* Objective *
Filter out everything except lines holding "puppy".

[Dataset records]
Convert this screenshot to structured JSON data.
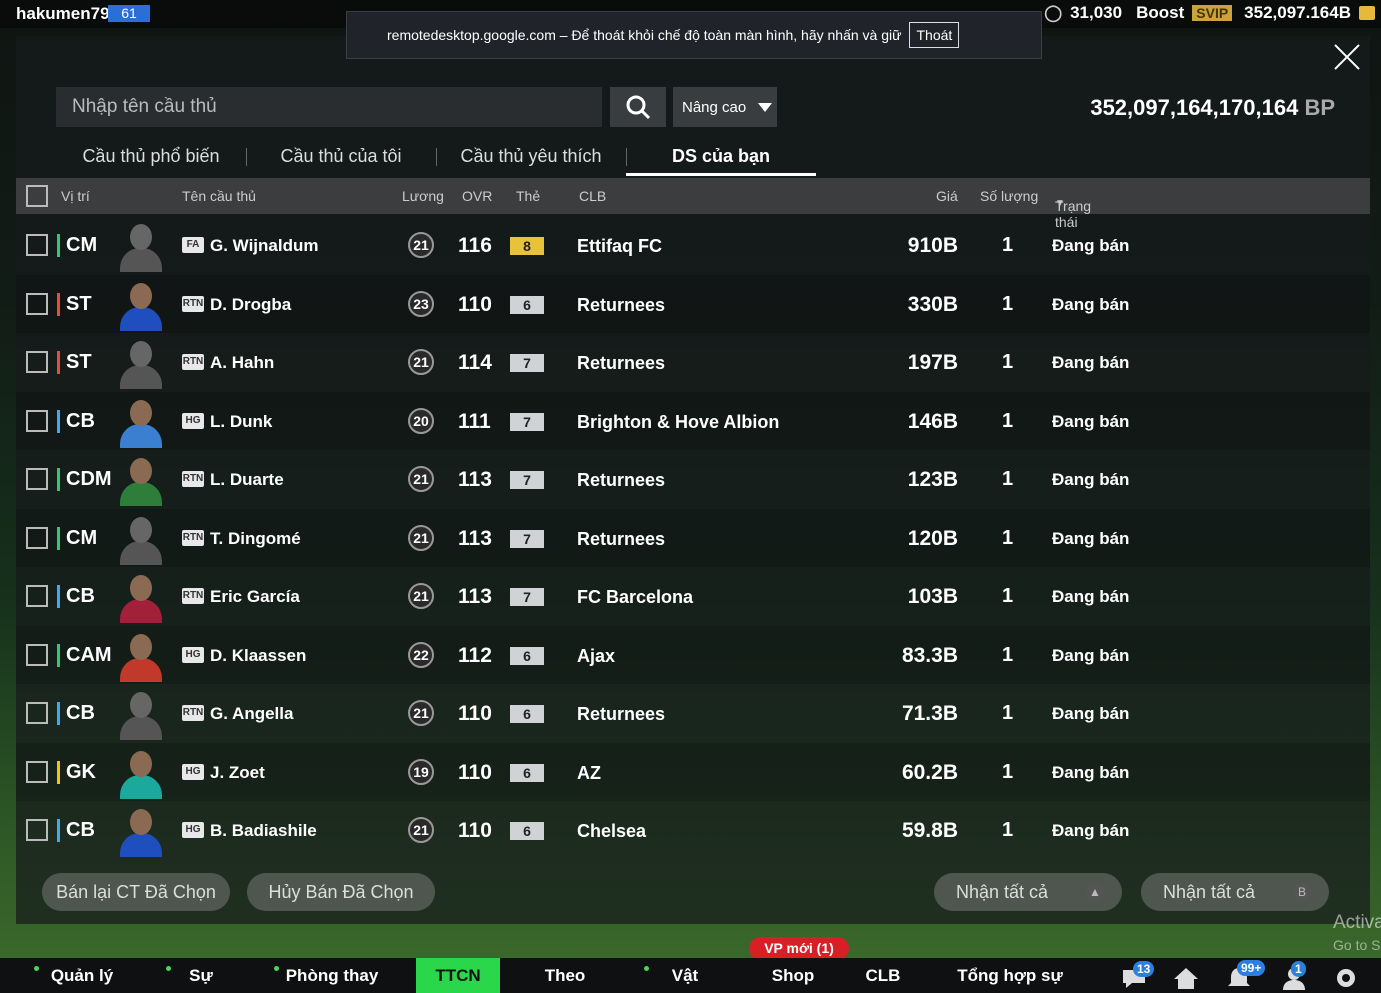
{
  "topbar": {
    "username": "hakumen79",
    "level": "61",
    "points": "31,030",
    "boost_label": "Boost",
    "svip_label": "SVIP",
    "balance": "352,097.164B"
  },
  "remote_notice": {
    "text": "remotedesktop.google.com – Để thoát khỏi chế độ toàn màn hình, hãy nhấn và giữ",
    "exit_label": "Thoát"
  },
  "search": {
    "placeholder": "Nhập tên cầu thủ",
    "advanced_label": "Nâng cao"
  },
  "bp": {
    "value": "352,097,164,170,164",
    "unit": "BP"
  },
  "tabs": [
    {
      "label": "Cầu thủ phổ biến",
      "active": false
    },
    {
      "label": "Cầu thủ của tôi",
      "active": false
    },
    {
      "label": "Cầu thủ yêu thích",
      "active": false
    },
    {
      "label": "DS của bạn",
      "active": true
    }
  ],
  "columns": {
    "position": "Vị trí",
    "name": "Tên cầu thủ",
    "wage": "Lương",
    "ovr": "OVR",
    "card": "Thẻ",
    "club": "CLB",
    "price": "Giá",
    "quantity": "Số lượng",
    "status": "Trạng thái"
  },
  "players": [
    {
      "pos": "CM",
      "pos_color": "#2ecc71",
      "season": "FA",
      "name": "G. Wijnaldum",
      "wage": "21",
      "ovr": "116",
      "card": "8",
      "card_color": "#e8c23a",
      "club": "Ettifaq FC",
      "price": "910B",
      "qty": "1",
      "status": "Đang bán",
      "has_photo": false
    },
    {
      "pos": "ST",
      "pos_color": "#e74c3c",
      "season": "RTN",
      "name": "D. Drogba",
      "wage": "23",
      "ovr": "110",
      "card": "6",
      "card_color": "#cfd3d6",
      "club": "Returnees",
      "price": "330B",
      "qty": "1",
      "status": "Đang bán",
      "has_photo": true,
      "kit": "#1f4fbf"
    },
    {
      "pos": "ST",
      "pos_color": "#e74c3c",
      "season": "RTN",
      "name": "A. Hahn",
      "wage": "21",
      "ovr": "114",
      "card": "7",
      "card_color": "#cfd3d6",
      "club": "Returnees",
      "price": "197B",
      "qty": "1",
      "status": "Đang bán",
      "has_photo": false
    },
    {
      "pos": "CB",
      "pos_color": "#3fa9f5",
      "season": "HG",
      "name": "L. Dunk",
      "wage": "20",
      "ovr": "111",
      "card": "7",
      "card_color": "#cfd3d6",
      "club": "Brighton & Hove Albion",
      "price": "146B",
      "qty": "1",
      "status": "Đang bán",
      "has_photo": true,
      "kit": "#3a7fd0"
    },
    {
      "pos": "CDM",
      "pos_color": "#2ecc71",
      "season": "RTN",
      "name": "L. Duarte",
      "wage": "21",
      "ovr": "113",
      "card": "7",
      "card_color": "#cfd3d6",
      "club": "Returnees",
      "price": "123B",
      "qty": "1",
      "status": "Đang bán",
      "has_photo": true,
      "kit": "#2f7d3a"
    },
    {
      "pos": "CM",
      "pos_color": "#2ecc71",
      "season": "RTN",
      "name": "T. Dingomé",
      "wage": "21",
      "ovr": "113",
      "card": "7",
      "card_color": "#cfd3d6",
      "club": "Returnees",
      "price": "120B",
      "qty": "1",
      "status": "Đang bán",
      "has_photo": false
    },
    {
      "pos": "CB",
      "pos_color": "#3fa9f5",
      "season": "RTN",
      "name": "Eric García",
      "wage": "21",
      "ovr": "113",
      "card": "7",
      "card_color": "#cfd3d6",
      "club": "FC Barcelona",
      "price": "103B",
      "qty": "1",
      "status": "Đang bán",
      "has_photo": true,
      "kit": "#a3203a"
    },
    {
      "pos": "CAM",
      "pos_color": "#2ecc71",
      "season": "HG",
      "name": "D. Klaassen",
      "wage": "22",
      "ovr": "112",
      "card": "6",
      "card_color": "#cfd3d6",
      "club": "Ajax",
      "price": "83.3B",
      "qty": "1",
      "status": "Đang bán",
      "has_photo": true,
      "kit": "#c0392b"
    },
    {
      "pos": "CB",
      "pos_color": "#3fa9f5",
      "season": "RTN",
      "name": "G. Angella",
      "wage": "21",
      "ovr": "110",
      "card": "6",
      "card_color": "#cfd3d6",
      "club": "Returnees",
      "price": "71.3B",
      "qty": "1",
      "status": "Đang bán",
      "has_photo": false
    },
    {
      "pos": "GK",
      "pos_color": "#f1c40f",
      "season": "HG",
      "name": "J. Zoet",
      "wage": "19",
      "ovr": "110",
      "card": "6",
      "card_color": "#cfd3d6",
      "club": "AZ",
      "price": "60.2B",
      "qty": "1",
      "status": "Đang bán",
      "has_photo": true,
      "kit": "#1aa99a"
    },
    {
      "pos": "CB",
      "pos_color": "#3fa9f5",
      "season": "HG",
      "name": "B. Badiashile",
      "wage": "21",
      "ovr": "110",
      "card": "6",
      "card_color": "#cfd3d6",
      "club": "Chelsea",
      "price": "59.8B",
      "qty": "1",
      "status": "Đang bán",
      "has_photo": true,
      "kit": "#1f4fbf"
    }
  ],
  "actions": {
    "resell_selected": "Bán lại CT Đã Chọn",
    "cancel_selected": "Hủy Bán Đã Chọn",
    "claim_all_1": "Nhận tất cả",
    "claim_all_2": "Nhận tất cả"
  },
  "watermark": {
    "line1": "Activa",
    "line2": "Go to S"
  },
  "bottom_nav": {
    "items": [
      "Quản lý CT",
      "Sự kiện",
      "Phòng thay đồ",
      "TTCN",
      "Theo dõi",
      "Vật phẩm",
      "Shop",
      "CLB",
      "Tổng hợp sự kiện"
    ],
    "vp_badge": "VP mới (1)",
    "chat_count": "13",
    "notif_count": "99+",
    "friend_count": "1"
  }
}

---

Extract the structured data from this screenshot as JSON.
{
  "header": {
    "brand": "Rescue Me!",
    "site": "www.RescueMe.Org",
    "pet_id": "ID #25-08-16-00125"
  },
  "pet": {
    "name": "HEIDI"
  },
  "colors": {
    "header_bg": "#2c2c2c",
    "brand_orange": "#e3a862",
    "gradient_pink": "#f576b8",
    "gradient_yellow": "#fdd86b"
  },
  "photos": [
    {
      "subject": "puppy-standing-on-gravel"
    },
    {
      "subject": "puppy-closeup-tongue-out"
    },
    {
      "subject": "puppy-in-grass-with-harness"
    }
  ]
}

* * *

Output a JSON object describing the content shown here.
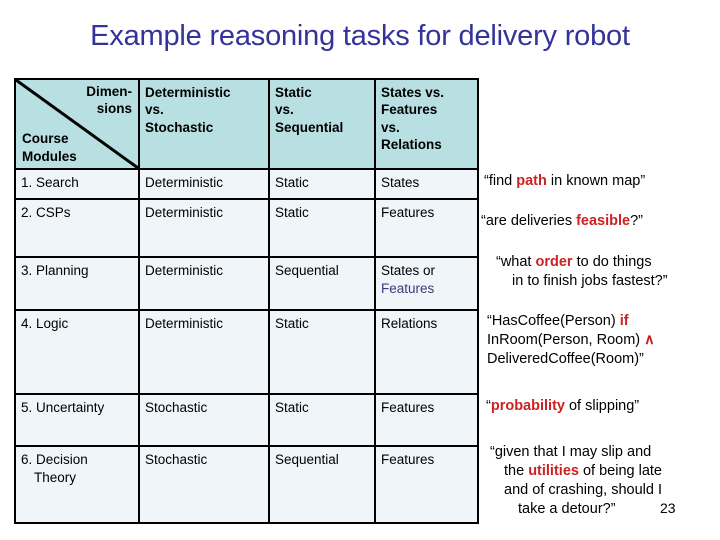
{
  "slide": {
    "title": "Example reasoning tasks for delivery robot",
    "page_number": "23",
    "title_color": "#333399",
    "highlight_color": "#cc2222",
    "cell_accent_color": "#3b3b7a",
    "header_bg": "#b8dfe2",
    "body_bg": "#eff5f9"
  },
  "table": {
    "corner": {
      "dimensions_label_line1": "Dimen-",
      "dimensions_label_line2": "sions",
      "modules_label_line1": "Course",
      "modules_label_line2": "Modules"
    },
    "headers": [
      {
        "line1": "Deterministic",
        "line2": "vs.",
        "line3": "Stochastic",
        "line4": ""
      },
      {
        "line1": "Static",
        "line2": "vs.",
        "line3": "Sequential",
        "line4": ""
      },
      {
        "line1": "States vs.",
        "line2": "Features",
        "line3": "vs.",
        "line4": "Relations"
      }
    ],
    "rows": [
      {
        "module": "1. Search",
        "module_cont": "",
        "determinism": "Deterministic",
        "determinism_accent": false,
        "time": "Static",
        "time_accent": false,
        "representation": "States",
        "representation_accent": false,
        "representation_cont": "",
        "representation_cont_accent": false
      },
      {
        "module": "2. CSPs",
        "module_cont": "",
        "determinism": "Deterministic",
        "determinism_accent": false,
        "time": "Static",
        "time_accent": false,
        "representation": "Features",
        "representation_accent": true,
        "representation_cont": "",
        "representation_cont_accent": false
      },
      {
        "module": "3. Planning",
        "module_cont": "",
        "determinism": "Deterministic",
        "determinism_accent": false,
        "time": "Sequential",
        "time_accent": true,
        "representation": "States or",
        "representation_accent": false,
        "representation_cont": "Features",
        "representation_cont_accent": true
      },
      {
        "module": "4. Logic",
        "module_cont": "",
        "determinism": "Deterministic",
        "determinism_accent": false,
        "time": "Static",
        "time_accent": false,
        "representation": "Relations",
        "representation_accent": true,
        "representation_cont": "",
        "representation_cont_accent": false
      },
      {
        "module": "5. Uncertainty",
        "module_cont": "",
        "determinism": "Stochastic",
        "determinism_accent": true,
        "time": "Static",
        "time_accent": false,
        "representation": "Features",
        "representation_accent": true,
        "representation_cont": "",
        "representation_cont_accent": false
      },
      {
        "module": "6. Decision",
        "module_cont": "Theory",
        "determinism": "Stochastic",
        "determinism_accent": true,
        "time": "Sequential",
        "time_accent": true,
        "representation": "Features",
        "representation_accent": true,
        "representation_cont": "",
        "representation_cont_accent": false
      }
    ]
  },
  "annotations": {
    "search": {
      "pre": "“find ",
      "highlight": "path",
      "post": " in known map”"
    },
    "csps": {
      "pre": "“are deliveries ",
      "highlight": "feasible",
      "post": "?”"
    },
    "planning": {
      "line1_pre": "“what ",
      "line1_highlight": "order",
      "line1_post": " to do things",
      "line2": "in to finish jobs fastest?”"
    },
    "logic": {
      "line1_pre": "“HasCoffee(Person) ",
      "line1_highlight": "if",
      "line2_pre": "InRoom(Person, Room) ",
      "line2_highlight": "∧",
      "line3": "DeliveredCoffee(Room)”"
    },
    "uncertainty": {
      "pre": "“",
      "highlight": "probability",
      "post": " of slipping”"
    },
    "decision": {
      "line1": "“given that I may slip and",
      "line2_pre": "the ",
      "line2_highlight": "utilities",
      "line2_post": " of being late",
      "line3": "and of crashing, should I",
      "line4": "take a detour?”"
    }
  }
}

* Output of the task *
      "subject": "puppy-standing-on-gravel"
      "subject": "puppy-closeup-tongue-out"
      "subject": "puppy-in-grass-with-harness"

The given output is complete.